##### Given data
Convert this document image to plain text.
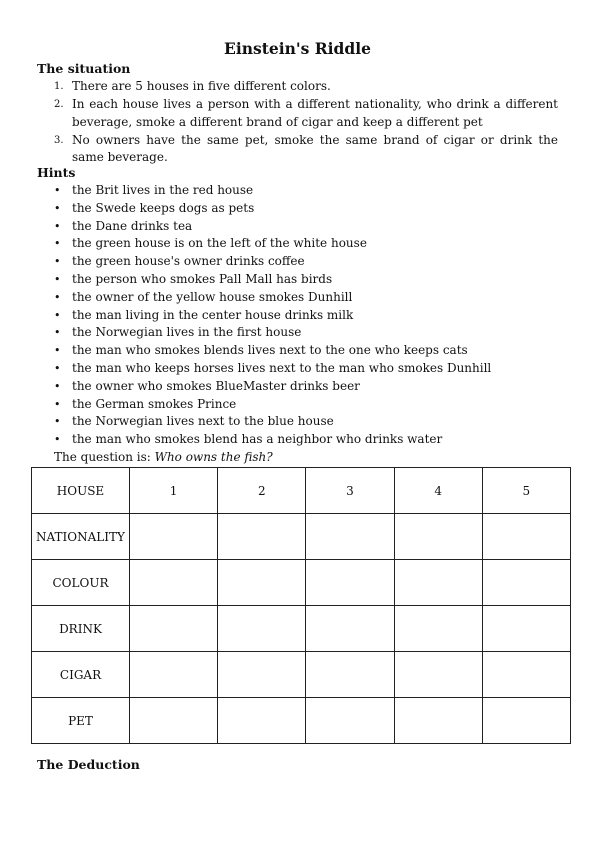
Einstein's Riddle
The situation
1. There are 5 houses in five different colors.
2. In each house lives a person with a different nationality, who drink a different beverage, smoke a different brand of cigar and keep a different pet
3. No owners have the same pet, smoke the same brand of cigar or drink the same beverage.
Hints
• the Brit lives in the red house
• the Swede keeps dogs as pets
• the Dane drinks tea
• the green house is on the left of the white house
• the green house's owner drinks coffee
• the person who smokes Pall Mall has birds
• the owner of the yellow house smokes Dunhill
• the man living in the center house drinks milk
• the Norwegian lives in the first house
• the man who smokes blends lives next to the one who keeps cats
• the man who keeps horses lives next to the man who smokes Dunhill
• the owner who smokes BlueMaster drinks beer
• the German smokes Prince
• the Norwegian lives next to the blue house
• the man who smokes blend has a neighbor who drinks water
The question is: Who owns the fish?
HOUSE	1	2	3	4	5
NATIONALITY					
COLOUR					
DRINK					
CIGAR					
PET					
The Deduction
##########
Repeat the listing in full and exactly. Leave any pictures out.

→ **The answer**:
Convert this document image to plain text.
Einstein's Riddle
The situation
1. There are 5 houses in five different colors.
2. In each house lives a person with a different nationality, who drink a different beverage, smoke a different brand of cigar and keep a different pet
3. No owners have the same pet, smoke the same brand of cigar or drink the same beverage.
Hints
• the Brit lives in the red house
• the Swede keeps dogs as pets
• the Dane drinks tea
• the green house is on the left of the white house
• the green house's owner drinks coffee
• the person who smokes Pall Mall has birds
• the owner of the yellow house smokes Dunhill
• the man living in the center house drinks milk
• the Norwegian lives in the first house
• the man who smokes blends lives next to the one who keeps cats
• the man who keeps horses lives next to the man who smokes Dunhill
• the owner who smokes BlueMaster drinks beer
• the German smokes Prince
• the Norwegian lives next to the blue house
• the man who smokes blend has a neighbor who drinks water
The question is: Who owns the fish?
HOUSE	1	2	3	4	5
NATIONALITY					
COLOUR					
DRINK					
CIGAR					
PET					
The Deduction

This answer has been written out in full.